Wright v. Graustein

248 Mass. 205 | Mass. | 1924

Pierce, J.

This action, brought in the Municipal Court of the City of Boston, is one in which the plaintiff seeks to recover in a declaration upon an account annexed, for milk sold and delivered by the plaintiff and seven other persons who assigned in writing their claims to him before the action was commenced. The plaintiff waived at the hearing in the Municipal Court items eight and ten in the account annexed.

The defendant’s answer is a general denial, payment and recoupment. The answer in recoupment is that the defendant' on or about April 1, 1916, entered into several oral contracts with the plaintiff and with each of his assignors, to wit: Edward T. Stevens, Dana H. Jennison, E. E. Putnam, Lynn W. Fullam, Ray D. Metcalf, W. W. Davis and Frank H. Farr, to purchase from each of said persons all the milk which they should produce on their farms respectively, *207between the first day of April and the first day of October, 1916; that the plaintiff and his assignors on or about May 3, 1916, severally refused to sell or deliver milk to the defendant; that the defendant has always been ready and willing to perform her part of said contracts and each and all of them with the plaintiff and his said assignors; and that by reason of said breaches of said contracts by the plaintiff and his assignors, the defendant has been greatly damaged in her business, and has suffered great loss, and claims to offset the amount of said damages, and by way of recoupment or counterclaim against the cause and causes of action alleged against her by the plaintiff.

The action comes before this court upon two appeals of the defendant from two orders of the Appellate Division of the said Municipal Court. The report of the first trial states that it contains all the evidence material to the issues and to the findings of the judge. It also states, and the defendant does not otherwise contend, that the defendant admitted at the trial the sale and delivery to her of the quantity of milk declared for in items' one to seven and nine of the account annexed, and further states that the defendant at the trial did not question the quality of the milk or the validity of the several written assignments. After the trial and arguments, the judge found that the plaintiff and his assignors of the several claims sued on had made contracts with the defendant, in substance, to sell and deliver milk to the defendant from April 1 until October 1, 1916; that the plaintiff and his assignors refused and failed to deliver milk as agreed between May 3 and October 1, 1916; and found as a result of such failures that the defendant suffered damage which is specified in each contract, other than upon the contracts of Davis and Putnam, in excess of the respective claims and largely in excess of the plaintiff’s combined claims. The judge found for the defendant and reported the case as requested by the plaintiff to the Appellate Division. That division ordered a new trial and the defendant duly appealed to this court.

⁂

### ACTIONS TO TAKE
1. Answer these about the Wright v. Graustein opinion:
(a) In which court was the action brought?
(b) What three defenses made up the defendant's answer?
(c) Which items of the account annexed did the defendant admit at trial?
2. Decide whether each statement agrees with the Wright v. Graustein opinion:
(a) The plaintiff gave up items eight and ten at the hearing.
(b) At trial the defendant disputed the quality of the milk.
(c) The Appellate Division ordered a new trial.
3. Extend the Wright v. Graustein opinion past its last sentence.
The lines after this point come from a different source.

⁂

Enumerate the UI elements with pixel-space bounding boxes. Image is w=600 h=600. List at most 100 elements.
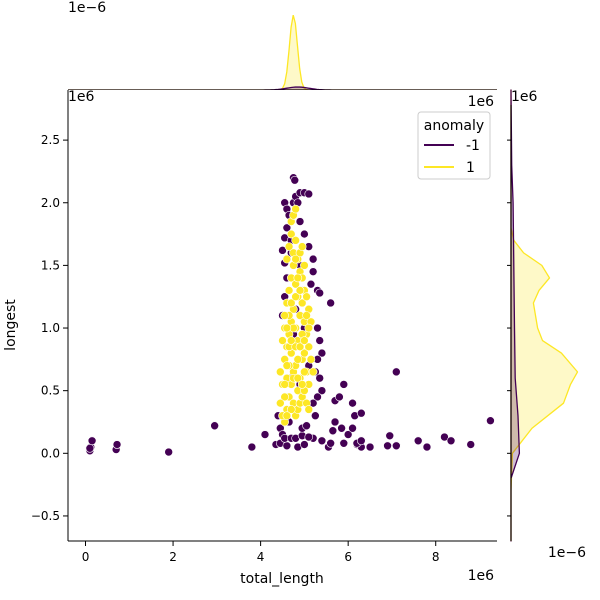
y-tick-label: 2.5 <box>41 133 60 147</box>
anomaly-point <box>313 323 322 333</box>
normal-point <box>276 367 285 377</box>
normal-point <box>280 380 289 389</box>
normal-point <box>280 311 289 320</box>
anomaly-point <box>348 423 357 433</box>
anomaly-point <box>486 416 495 426</box>
anomaly-point <box>356 408 366 418</box>
anomaly-point <box>308 254 318 264</box>
right-marginal: 1e6 1e−6 <box>507 89 586 561</box>
right-marginal-ticks <box>507 139 511 517</box>
normal-point <box>304 405 314 414</box>
right-marginal-scale-label: 1e−6 <box>548 545 586 561</box>
scatter-points <box>85 173 495 457</box>
y-ticks: −0.5 0.0 0.5 1.0 1.5 2.0 2.5 <box>31 133 68 523</box>
normal-point <box>282 254 292 264</box>
anomaly-point <box>348 398 357 408</box>
normal-point <box>280 392 289 402</box>
main-plot: 0 2 4 6 8 −0.5 0.0 0.5 1.0 1.5 2.0 2.5 1e6 1e6 1e6… <box>3 89 497 587</box>
anomaly-point <box>446 436 456 446</box>
anomaly-point <box>326 298 335 308</box>
normal-point <box>306 355 316 364</box>
normal-point <box>284 286 294 295</box>
y-tick-label: 1.5 <box>41 258 60 272</box>
x-tick-label: 8 <box>432 550 440 564</box>
normal-point <box>291 204 300 214</box>
normal-point <box>282 411 292 421</box>
anomaly-point <box>311 411 320 421</box>
anomaly-point <box>112 440 122 449</box>
anomaly-point <box>304 432 314 442</box>
y-tick-label: −0.5 <box>31 509 60 523</box>
anomaly-point <box>317 386 327 395</box>
right-marginal-top-label: 1e6 <box>511 89 538 105</box>
anomaly-point <box>440 432 449 442</box>
x-ticks: 0 2 4 6 8 <box>82 541 440 564</box>
anomaly-point <box>317 436 327 446</box>
anomaly-point <box>385 431 395 441</box>
normal-point <box>282 323 292 333</box>
normal-point <box>304 323 314 333</box>
y-scale-label: 1e6 <box>68 89 95 105</box>
top-marginal: 1e−6 <box>68 0 497 91</box>
normal-point <box>293 355 303 364</box>
legend-label-pos1: 1 <box>466 160 475 176</box>
top-marginal-kde <box>68 14 497 91</box>
x-axis-label: total_length <box>240 571 324 587</box>
normal-point <box>302 311 311 320</box>
normal-point <box>291 292 300 302</box>
normal-point <box>276 398 285 408</box>
x-tick-label: 0 <box>82 550 90 564</box>
normal-point <box>300 261 309 270</box>
normal-point <box>295 342 305 352</box>
normal-point <box>308 367 318 377</box>
anomaly-point <box>295 217 305 226</box>
anomaly-point <box>300 229 309 239</box>
y-tick-label: 0.0 <box>41 446 60 460</box>
top-marginal-scale-label: 1e−6 <box>68 0 106 16</box>
right-kde-normal <box>510 89 579 542</box>
anomaly-point <box>413 436 423 446</box>
normal-point <box>297 380 307 389</box>
x-top-offset-label: 1e6 <box>468 94 495 110</box>
anomaly-point <box>315 288 325 298</box>
anomaly-point <box>306 279 316 289</box>
y-tick-label: 1.0 <box>41 321 60 335</box>
normal-point <box>278 336 287 345</box>
legend: anomaly -1 1 <box>417 111 491 180</box>
anomaly-point <box>392 441 401 451</box>
anomaly-point <box>383 441 392 451</box>
anomaly-point <box>339 438 349 448</box>
normal-point <box>291 236 300 245</box>
anomaly-point <box>315 336 325 345</box>
top-kde-normal <box>68 14 497 91</box>
anomaly-point <box>300 440 309 449</box>
anomaly-point <box>356 436 366 446</box>
x-tick-label: 2 <box>169 550 177 564</box>
anomaly-point <box>290 175 300 185</box>
y-tick-label: 0.5 <box>41 384 60 398</box>
normal-point <box>302 292 311 302</box>
normal-point <box>286 336 296 345</box>
anomaly-point <box>260 430 270 439</box>
anomaly-point <box>282 441 292 451</box>
normal-point <box>300 336 309 345</box>
anomaly-point <box>335 392 344 402</box>
normal-point <box>284 242 294 251</box>
normal-point <box>304 342 314 352</box>
normal-point <box>282 361 292 370</box>
anomaly-point <box>365 442 375 452</box>
y-tick-label: 2.0 <box>41 196 60 210</box>
normal-point <box>300 367 309 377</box>
normal-point <box>286 229 296 239</box>
anomaly-point <box>317 348 327 358</box>
x-tick-label: 4 <box>257 550 265 564</box>
anomaly-point <box>343 430 353 439</box>
normal-point <box>300 348 309 358</box>
normal-point <box>297 298 307 308</box>
anomaly-point <box>210 421 219 431</box>
anomaly-point <box>330 417 340 427</box>
anomaly-point <box>304 189 314 199</box>
anomaly-point <box>392 367 401 377</box>
anomaly-point <box>339 380 349 389</box>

⁂

### ANSWERS
1.
(a) The Municipal Court of the City of Boston.
(b) A general denial, payment and recoupment.
(c) Items one to seven and nine.

2.
(a) Yes: "The plaintiff waived at the hearing in the Municipal Court items eight and ten in the account annexed."
(b) No: "the defendant at the trial did not question the quality of the milk"
(c) Yes: "That division ordered a new trial"

3.
The action of the Appellate Division was right. The reported evidence, which was all the evidence material to *208the findings of the judge, afforded no justification for the finding that “ the plaintiff Wright and his assignors of the claim sued on . . . made contracts with the defendant to sell all the milk they produced,” in the terms which are narrated in the first and second paragraphs of the findings of the judge.

At a second trial a judge found that the plaintiff was entitled to recover on account of the claims of Stevens, Putnam, Fullam, Metcalf, Davis and Farr the sum of $211.08; that Wright (the plaintiff) was entitled to recover for milk sold and delivered and for personal services in shipping milk to the defendant, $66.94; and that the assignor Jennison had a claim under a contract with the defendant of $52.25. At the trial the judge found that the plaintiff and one of his assignors, Dana H. Jennison, were still under contract to deliver milk to the defendant at the time the relations between them ceased. Nevertheless the judge found for the plaintiff, and upon request of the defendant •reported the case for review to the Appellate Division. That court sent the case back for a new trial to be confined to th¿ question of the damages to which the defendant is entitled by way of recoupment in answer to the claims of Wright and Jennison. The Appellate Division in its opinion states: “ the only issue to be retried in recoupment under the rule above laid down, viz: that the difference between the contract price at the time and place of delivery and the market price at that time and place, or, if there was no market then in that place, the price at that time, in the nearest available market, is to be taken as the measure of damages with an allowance for the increased or diminished cost of transportation.” Thereafter there was a new trial confined to the issue as above set forth.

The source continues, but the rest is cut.